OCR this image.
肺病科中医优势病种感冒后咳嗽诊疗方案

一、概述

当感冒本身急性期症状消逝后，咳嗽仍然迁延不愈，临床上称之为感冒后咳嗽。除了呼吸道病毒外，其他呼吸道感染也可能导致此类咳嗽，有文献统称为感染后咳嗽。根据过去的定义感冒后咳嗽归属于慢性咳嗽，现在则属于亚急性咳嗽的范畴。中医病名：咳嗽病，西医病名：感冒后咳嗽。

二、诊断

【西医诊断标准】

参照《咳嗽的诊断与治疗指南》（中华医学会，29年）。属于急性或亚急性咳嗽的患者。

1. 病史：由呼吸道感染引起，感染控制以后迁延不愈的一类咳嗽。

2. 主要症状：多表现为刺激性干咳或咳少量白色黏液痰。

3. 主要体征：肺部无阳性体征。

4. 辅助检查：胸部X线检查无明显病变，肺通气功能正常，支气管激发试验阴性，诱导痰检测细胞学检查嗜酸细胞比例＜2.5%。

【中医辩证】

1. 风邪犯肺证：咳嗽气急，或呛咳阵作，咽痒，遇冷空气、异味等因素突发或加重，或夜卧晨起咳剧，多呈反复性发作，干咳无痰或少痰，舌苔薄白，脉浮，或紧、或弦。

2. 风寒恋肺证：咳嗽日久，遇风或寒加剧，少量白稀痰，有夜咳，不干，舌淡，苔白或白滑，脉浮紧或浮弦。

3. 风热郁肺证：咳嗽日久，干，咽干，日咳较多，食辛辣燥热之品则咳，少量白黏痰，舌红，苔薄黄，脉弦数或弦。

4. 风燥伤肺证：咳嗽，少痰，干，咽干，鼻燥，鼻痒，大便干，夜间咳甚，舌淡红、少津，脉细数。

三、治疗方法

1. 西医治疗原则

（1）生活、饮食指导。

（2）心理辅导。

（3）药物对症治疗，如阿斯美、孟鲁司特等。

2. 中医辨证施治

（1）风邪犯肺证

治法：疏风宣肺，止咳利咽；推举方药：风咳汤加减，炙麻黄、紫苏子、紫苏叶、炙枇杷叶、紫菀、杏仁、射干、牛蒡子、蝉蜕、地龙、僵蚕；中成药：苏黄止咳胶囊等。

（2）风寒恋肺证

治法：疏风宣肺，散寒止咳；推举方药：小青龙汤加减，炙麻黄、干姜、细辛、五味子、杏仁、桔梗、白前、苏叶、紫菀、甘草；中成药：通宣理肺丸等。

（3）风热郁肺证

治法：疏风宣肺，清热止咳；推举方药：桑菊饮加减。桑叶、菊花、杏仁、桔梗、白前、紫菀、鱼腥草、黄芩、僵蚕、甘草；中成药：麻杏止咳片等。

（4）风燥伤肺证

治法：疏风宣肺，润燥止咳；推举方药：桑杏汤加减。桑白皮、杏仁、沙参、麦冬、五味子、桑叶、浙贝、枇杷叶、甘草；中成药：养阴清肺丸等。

----

• What you will do
Each line above must be reproduced exactly as it stands.

• Task result
OCR this image.
肺病科中医优势病种感冒后咳嗽诊疗方案

一、概述

当感冒本身急性期症状消逝后，咳嗽仍然迁延不愈，临床上称之为感冒后咳嗽。除了呼吸道病毒外，其他呼吸道感染也可能导致此类咳嗽，有文献统称为感染后咳嗽。根据过去的定义感冒后咳嗽归属于慢性咳嗽，现在则属于亚急性咳嗽的范畴。中医病名：咳嗽病，西医病名：感冒后咳嗽。

二、诊断

【西医诊断标准】

参照《咳嗽的诊断与治疗指南》（中华医学会，29年）。属于急性或亚急性咳嗽的患者。

1. 病史：由呼吸道感染引起，感染控制以后迁延不愈的一类咳嗽。

2. 主要症状：多表现为刺激性干咳或咳少量白色黏液痰。

3. 主要体征：肺部无阳性体征。

4. 辅助检查：胸部X线检查无明显病变，肺通气功能正常，支气管激发试验阴性，诱导痰检测细胞学检查嗜酸细胞比例＜2.5%。

【中医辩证】

1. 风邪犯肺证：咳嗽气急，或呛咳阵作，咽痒，遇冷空气、异味等因素突发或加重，或夜卧晨起咳剧，多呈反复性发作，干咳无痰或少痰，舌苔薄白，脉浮，或紧、或弦。

2. 风寒恋肺证：咳嗽日久，遇风或寒加剧，少量白稀痰，有夜咳，不干，舌淡，苔白或白滑，脉浮紧或浮弦。

3. 风热郁肺证：咳嗽日久，干，咽干，日咳较多，食辛辣燥热之品则咳，少量白黏痰，舌红，苔薄黄，脉弦数或弦。

4. 风燥伤肺证：咳嗽，少痰，干，咽干，鼻燥，鼻痒，大便干，夜间咳甚，舌淡红、少津，脉细数。

三、治疗方法

1. 西医治疗原则

（1）生活、饮食指导。

（2）心理辅导。

（3）药物对症治疗，如阿斯美、孟鲁司特等。

2. 中医辨证施治

（1）风邪犯肺证

治法：疏风宣肺，止咳利咽；推举方药：风咳汤加减，炙麻黄、紫苏子、紫苏叶、炙枇杷叶、紫菀、杏仁、射干、牛蒡子、蝉蜕、地龙、僵蚕；中成药：苏黄止咳胶囊等。

（2）风寒恋肺证

治法：疏风宣肺，散寒止咳；推举方药：小青龙汤加减，炙麻黄、干姜、细辛、五味子、杏仁、桔梗、白前、苏叶、紫菀、甘草；中成药：通宣理肺丸等。

（3）风热郁肺证

治法：疏风宣肺，清热止咳；推举方药：桑菊饮加减。桑叶、菊花、杏仁、桔梗、白前、紫菀、鱼腥草、黄芩、僵蚕、甘草；中成药：麻杏止咳片等。

（4）风燥伤肺证

治法：疏风宣肺，润燥止咳；推举方药：桑杏汤加减。桑白皮、杏仁、沙参、麦冬、五味子、桑叶、浙贝、枇杷叶、甘草；中成药：养阴清肺丸等。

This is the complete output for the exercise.